▶ _Dataset listings of figures_
───
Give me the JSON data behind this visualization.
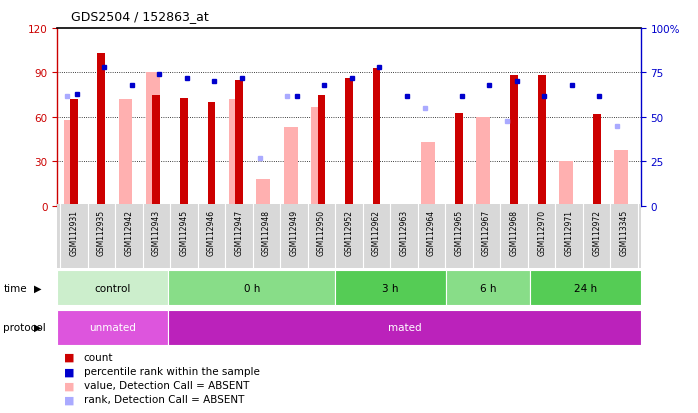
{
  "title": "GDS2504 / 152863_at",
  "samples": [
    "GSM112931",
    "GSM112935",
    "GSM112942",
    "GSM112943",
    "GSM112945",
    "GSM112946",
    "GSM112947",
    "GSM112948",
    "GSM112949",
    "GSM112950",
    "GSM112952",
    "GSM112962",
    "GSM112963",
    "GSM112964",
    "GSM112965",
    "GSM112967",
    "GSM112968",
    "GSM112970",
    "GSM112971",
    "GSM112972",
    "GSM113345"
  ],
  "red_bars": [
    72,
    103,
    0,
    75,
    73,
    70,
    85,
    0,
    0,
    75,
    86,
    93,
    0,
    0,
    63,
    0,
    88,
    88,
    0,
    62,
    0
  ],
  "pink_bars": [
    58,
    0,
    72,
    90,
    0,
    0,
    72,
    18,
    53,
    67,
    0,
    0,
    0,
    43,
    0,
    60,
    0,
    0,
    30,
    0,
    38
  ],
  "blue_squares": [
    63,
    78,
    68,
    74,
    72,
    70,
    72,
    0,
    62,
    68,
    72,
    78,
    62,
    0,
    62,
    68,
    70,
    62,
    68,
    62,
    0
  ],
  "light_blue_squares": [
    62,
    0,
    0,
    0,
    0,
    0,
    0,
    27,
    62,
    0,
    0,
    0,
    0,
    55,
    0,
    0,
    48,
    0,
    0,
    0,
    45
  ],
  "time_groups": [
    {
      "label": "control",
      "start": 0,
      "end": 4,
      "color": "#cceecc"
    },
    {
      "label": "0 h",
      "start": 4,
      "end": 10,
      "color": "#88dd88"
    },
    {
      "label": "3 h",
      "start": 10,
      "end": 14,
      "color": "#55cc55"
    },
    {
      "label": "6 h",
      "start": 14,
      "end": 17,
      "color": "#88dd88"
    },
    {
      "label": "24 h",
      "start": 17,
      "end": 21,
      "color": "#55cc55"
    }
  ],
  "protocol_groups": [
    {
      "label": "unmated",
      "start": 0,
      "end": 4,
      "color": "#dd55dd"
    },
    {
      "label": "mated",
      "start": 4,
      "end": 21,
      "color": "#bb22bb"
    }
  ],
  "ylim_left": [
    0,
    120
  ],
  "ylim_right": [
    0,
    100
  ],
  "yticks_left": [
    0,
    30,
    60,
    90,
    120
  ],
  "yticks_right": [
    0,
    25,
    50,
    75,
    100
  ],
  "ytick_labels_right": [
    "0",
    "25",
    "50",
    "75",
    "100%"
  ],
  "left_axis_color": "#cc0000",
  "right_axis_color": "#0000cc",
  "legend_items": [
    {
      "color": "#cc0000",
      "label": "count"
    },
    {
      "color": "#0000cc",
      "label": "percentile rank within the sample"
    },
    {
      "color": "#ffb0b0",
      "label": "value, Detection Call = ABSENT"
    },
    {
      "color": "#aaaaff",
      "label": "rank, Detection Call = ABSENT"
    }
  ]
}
───
▶ _Task statement_
From start to finish, output the listing exactly, but omit its pictures.

▶ _Task answer_
Give me the JSON data behind this visualization.
{
  "title": "GDS2504 / 152863_at",
  "samples": [
    "GSM112931",
    "GSM112935",
    "GSM112942",
    "GSM112943",
    "GSM112945",
    "GSM112946",
    "GSM112947",
    "GSM112948",
    "GSM112949",
    "GSM112950",
    "GSM112952",
    "GSM112962",
    "GSM112963",
    "GSM112964",
    "GSM112965",
    "GSM112967",
    "GSM112968",
    "GSM112970",
    "GSM112971",
    "GSM112972",
    "GSM113345"
  ],
  "red_bars": [
    72,
    103,
    0,
    75,
    73,
    70,
    85,
    0,
    0,
    75,
    86,
    93,
    0,
    0,
    63,
    0,
    88,
    88,
    0,
    62,
    0
  ],
  "pink_bars": [
    58,
    0,
    72,
    90,
    0,
    0,
    72,
    18,
    53,
    67,
    0,
    0,
    0,
    43,
    0,
    60,
    0,
    0,
    30,
    0,
    38
  ],
  "blue_squares": [
    63,
    78,
    68,
    74,
    72,
    70,
    72,
    0,
    62,
    68,
    72,
    78,
    62,
    0,
    62,
    68,
    70,
    62,
    68,
    62,
    0
  ],
  "light_blue_squares": [
    62,
    0,
    0,
    0,
    0,
    0,
    0,
    27,
    62,
    0,
    0,
    0,
    0,
    55,
    0,
    0,
    48,
    0,
    0,
    0,
    45
  ],
  "time_groups": [
    {
      "label": "control",
      "start": 0,
      "end": 4,
      "color": "#cceecc"
    },
    {
      "label": "0 h",
      "start": 4,
      "end": 10,
      "color": "#88dd88"
    },
    {
      "label": "3 h",
      "start": 10,
      "end": 14,
      "color": "#55cc55"
    },
    {
      "label": "6 h",
      "start": 14,
      "end": 17,
      "color": "#88dd88"
    },
    {
      "label": "24 h",
      "start": 17,
      "end": 21,
      "color": "#55cc55"
    }
  ],
  "protocol_groups": [
    {
      "label": "unmated",
      "start": 0,
      "end": 4,
      "color": "#dd55dd"
    },
    {
      "label": "mated",
      "start": 4,
      "end": 21,
      "color": "#bb22bb"
    }
  ],
  "ylim_left": [
    0,
    120
  ],
  "ylim_right": [
    0,
    100
  ],
  "yticks_left": [
    0,
    30,
    60,
    90,
    120
  ],
  "yticks_right": [
    0,
    25,
    50,
    75,
    100
  ],
  "ytick_labels_right": [
    "0",
    "25",
    "50",
    "75",
    "100%"
  ],
  "left_axis_color": "#cc0000",
  "right_axis_color": "#0000cc",
  "legend_items": [
    {
      "color": "#cc0000",
      "label": "count"
    },
    {
      "color": "#0000cc",
      "label": "percentile rank within the sample"
    },
    {
      "color": "#ffb0b0",
      "label": "value, Detection Call = ABSENT"
    },
    {
      "color": "#aaaaff",
      "label": "rank, Detection Call = ABSENT"
    }
  ]
}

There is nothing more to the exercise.